▶ **Exercise aim**
Below are the records; pull every line that includes "this".
===== Data to process
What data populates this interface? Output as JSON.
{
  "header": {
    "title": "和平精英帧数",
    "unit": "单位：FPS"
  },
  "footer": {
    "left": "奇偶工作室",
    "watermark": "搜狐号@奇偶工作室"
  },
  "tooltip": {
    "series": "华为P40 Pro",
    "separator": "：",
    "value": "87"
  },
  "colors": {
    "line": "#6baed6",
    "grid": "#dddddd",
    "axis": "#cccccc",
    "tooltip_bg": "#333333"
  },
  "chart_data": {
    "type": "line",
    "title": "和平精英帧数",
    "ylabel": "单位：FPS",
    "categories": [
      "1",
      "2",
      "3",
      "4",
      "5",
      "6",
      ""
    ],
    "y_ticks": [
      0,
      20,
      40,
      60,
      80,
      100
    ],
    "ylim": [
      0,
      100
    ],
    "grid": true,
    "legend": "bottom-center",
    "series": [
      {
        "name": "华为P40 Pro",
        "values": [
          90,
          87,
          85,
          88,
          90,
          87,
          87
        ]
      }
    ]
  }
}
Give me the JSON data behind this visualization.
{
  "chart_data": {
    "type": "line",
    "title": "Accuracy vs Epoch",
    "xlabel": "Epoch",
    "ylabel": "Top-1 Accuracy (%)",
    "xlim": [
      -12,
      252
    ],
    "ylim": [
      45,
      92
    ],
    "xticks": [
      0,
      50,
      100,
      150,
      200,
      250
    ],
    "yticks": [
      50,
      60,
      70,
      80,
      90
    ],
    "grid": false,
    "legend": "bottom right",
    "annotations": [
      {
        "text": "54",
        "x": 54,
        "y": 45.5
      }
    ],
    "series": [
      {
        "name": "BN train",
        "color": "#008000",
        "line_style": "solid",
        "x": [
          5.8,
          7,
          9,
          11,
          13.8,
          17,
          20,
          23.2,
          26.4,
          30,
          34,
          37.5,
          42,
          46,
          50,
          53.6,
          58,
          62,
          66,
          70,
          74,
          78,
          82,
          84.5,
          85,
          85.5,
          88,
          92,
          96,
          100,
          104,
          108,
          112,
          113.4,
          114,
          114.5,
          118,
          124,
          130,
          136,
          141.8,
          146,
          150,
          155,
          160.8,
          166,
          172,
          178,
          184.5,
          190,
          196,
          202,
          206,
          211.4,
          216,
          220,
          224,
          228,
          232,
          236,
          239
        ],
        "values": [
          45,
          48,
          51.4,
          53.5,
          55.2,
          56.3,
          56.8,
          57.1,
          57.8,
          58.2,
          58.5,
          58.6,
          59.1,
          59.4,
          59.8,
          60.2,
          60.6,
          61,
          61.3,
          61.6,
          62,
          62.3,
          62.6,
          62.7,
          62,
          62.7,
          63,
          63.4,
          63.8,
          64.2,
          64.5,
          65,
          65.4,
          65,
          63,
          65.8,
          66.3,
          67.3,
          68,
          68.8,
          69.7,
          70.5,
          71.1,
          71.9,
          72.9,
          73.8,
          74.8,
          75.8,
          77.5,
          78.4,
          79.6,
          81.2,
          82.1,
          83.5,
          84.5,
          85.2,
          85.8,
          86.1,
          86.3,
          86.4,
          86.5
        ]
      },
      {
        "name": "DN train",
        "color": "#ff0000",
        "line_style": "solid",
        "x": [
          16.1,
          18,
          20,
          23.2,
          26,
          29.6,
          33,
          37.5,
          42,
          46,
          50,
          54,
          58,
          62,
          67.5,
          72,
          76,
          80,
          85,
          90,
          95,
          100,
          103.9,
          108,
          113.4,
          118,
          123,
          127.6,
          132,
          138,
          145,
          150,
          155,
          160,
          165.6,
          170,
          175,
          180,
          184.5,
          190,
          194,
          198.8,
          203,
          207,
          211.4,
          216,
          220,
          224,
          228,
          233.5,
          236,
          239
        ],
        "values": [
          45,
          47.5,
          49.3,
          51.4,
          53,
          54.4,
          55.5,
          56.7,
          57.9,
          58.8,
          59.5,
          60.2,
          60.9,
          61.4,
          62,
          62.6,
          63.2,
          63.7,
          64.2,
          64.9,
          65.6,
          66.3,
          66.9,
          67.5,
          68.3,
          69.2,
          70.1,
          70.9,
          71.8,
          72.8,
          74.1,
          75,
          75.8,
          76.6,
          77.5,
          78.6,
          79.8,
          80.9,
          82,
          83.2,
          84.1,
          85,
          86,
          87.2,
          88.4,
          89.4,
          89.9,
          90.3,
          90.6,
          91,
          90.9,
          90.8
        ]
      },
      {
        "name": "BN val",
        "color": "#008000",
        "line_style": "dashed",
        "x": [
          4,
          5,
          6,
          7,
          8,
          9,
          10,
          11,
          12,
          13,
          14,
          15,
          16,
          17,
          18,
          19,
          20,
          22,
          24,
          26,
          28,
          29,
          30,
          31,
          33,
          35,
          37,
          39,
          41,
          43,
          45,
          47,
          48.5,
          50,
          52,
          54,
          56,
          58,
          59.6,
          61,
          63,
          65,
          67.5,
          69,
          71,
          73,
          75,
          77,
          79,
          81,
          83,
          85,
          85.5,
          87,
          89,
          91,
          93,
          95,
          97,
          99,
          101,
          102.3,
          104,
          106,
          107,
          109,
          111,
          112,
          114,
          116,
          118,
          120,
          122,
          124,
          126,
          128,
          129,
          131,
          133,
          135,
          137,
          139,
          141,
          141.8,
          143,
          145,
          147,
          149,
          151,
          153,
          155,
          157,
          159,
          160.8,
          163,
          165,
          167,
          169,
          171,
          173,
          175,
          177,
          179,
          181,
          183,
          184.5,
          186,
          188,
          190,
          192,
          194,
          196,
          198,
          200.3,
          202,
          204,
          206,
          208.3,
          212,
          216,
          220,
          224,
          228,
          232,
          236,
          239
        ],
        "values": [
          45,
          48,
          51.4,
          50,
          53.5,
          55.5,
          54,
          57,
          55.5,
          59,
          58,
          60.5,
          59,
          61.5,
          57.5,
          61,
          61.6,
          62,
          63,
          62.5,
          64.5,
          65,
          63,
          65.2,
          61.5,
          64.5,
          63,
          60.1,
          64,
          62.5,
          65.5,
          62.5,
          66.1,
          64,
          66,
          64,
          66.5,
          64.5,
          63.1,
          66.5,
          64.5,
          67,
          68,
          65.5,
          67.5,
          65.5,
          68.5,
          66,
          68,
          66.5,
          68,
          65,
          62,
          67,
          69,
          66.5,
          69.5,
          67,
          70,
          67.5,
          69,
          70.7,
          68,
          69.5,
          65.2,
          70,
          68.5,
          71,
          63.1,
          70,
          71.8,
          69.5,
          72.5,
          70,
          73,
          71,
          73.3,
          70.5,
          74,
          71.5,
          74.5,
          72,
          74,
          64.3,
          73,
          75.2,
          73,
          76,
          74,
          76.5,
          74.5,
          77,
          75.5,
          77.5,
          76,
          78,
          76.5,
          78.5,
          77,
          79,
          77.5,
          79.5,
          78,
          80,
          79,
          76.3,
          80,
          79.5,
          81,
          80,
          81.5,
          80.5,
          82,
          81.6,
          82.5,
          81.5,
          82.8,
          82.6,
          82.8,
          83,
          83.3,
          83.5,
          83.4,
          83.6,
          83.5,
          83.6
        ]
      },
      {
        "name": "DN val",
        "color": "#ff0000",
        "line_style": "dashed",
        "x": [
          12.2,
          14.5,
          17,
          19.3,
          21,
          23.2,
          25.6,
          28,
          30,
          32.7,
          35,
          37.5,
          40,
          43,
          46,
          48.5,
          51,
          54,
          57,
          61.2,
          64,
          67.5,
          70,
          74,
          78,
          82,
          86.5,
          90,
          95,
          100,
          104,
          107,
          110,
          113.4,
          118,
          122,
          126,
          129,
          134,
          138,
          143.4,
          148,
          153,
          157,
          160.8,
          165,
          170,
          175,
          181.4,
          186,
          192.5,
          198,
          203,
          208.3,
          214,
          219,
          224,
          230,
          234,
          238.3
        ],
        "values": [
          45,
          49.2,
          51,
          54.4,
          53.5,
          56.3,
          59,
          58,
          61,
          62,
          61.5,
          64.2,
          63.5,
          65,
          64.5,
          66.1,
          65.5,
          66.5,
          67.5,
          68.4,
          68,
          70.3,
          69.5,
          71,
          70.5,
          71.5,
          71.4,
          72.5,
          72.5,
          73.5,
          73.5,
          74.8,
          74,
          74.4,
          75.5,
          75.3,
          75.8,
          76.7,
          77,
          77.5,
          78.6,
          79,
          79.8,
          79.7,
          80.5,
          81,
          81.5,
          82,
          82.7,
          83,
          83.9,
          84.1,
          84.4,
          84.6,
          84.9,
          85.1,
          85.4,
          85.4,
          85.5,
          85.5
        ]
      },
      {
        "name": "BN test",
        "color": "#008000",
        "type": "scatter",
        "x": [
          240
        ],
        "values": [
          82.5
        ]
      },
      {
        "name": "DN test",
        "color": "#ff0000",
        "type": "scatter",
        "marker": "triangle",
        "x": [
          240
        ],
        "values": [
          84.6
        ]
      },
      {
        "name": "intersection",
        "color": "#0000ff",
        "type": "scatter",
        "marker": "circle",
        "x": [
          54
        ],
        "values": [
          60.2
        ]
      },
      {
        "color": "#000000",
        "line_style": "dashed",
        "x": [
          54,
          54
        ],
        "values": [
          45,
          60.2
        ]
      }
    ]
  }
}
==========
▶ **Solution to the problem**
What data populates this interface? Output as JSON.
Give me the JSON data behind this visualization.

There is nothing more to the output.